# [Exercise directions]
Each line of the material must be returned exactly.

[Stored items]
-- -- --

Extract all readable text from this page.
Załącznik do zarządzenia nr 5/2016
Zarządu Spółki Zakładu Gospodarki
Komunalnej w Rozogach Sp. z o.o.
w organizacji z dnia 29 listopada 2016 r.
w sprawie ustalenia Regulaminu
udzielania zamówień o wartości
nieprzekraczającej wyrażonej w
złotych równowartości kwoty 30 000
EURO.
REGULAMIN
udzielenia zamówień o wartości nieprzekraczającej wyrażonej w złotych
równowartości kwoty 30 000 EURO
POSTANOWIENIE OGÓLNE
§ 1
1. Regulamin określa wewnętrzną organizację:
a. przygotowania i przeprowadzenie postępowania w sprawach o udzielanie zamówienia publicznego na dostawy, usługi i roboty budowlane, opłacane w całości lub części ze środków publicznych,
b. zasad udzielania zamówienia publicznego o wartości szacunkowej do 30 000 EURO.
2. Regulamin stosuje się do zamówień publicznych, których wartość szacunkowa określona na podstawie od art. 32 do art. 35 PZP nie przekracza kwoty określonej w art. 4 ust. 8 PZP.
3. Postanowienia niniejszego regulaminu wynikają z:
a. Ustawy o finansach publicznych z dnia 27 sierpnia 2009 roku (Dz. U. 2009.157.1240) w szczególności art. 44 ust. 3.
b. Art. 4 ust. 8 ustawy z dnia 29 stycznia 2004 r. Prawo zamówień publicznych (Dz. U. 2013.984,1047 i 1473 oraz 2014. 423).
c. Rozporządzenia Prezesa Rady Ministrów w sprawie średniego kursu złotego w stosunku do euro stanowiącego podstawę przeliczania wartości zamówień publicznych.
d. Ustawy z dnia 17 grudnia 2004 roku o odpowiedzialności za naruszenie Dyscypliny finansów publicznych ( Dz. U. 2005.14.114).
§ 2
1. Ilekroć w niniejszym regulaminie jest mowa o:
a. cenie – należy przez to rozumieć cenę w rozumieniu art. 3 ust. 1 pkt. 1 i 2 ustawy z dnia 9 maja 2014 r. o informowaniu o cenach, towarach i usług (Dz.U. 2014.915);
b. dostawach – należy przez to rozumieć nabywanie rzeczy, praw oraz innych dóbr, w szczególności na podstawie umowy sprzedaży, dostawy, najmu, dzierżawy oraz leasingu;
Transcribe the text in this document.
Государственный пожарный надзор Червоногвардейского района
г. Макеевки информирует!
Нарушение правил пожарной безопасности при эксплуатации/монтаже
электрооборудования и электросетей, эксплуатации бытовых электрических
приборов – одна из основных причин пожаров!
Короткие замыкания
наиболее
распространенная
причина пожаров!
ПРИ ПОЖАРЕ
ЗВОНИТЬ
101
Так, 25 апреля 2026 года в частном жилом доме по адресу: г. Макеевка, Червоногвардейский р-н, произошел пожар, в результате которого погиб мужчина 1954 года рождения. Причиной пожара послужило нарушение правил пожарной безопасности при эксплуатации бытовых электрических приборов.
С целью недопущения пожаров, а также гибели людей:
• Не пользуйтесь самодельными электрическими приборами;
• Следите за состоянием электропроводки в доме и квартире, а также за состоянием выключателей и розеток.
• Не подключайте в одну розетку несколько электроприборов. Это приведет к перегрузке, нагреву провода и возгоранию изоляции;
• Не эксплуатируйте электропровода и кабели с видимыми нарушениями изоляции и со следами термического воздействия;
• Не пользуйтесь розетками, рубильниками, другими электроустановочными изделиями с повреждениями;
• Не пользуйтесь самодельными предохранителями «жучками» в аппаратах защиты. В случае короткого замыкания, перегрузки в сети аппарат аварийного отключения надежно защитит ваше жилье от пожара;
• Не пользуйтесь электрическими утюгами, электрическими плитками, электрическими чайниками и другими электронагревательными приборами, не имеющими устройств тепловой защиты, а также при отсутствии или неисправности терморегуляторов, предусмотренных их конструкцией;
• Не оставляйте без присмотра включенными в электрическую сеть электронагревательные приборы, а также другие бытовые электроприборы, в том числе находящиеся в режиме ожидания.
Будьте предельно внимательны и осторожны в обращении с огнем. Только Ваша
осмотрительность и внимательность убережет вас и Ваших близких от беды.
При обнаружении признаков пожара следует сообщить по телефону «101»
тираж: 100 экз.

-- -- --

# [Response to this exercise]
Extract all readable text from this page.
Załącznik do zarządzenia nr 5/2016
Zarządu Spółki Zakładu Gospodarki
Komunalnej w Rozogach Sp. z o.o.
w organizacji z dnia 29 listopada 2016 r.
w sprawie ustalenia Regulaminu
udzielania zamówień o wartości
nieprzekraczającej wyrażonej w
złotych równowartości kwoty 30 000
EURO.
REGULAMIN
udzielenia zamówień o wartości nieprzekraczającej wyrażonej w złotych
równowartości kwoty 30 000 EURO
POSTANOWIENIE OGÓLNE
§ 1
1. Regulamin określa wewnętrzną organizację:
a. przygotowania i przeprowadzenie postępowania w sprawach o udzielanie zamówienia publicznego na dostawy, usługi i roboty budowlane, opłacane w całości lub części ze środków publicznych,
b. zasad udzielania zamówienia publicznego o wartości szacunkowej do 30 000 EURO.
2. Regulamin stosuje się do zamówień publicznych, których wartość szacunkowa określona na podstawie od art. 32 do art. 35 PZP nie przekracza kwoty określonej w art. 4 ust. 8 PZP.
3. Postanowienia niniejszego regulaminu wynikają z:
a. Ustawy o finansach publicznych z dnia 27 sierpnia 2009 roku (Dz. U. 2009.157.1240) w szczególności art. 44 ust. 3.
b. Art. 4 ust. 8 ustawy z dnia 29 stycznia 2004 r. Prawo zamówień publicznych (Dz. U. 2013.984,1047 i 1473 oraz 2014. 423).
c. Rozporządzenia Prezesa Rady Ministrów w sprawie średniego kursu złotego w stosunku do euro stanowiącego podstawę przeliczania wartości zamówień publicznych.
d. Ustawy z dnia 17 grudnia 2004 roku o odpowiedzialności za naruszenie Dyscypliny finansów publicznych ( Dz. U. 2005.14.114).
§ 2
1. Ilekroć w niniejszym regulaminie jest mowa o:
a. cenie – należy przez to rozumieć cenę w rozumieniu art. 3 ust. 1 pkt. 1 i 2 ustawy z dnia 9 maja 2014 r. o informowaniu o cenach, towarach i usług (Dz.U. 2014.915);
b. dostawach – należy przez to rozumieć nabywanie rzeczy, praw oraz innych dóbr, w szczególności na podstawie umowy sprzedaży, dostawy, najmu, dzierżawy oraz leasingu;
Transcribe the text in this document.
Государственный пожарный надзор Червоногвардейского района
г. Макеевки информирует!
Нарушение правил пожарной безопасности при эксплуатации/монтаже
электрооборудования и электросетей, эксплуатации бытовых электрических
приборов – одна из основных причин пожаров!
Короткие замыкания
наиболее
распространенная
причина пожаров!
ПРИ ПОЖАРЕ
ЗВОНИТЬ
101
Так, 25 апреля 2026 года в частном жилом доме по адресу: г. Макеевка, Червоногвардейский р-н, произошел пожар, в результате которого погиб мужчина 1954 года рождения. Причиной пожара послужило нарушение правил пожарной безопасности при эксплуатации бытовых электрических приборов.
С целью недопущения пожаров, а также гибели людей:
• Не пользуйтесь самодельными электрическими приборами;
• Следите за состоянием электропроводки в доме и квартире, а также за состоянием выключателей и розеток.
• Не подключайте в одну розетку несколько электроприборов. Это приведет к перегрузке, нагреву провода и возгоранию изоляции;
• Не эксплуатируйте электропровода и кабели с видимыми нарушениями изоляции и со следами термического воздействия;
• Не пользуйтесь розетками, рубильниками, другими электроустановочными изделиями с повреждениями;
• Не пользуйтесь самодельными предохранителями «жучками» в аппаратах защиты. В случае короткого замыкания, перегрузки в сети аппарат аварийного отключения надежно защитит ваше жилье от пожара;
• Не пользуйтесь электрическими утюгами, электрическими плитками, электрическими чайниками и другими электронагревательными приборами, не имеющими устройств тепловой защиты, а также при отсутствии или неисправности терморегуляторов, предусмотренных их конструкцией;
• Не оставляйте без присмотра включенными в электрическую сеть электронагревательные приборы, а также другие бытовые электроприборы, в том числе находящиеся в режиме ожидания.
Будьте предельно внимательны и осторожны в обращении с огнем. Только Ваша
осмотрительность и внимательность убережет вас и Ваших близких от беды.
При обнаружении признаков пожара следует сообщить по телефону «101»
тираж: 100 экз.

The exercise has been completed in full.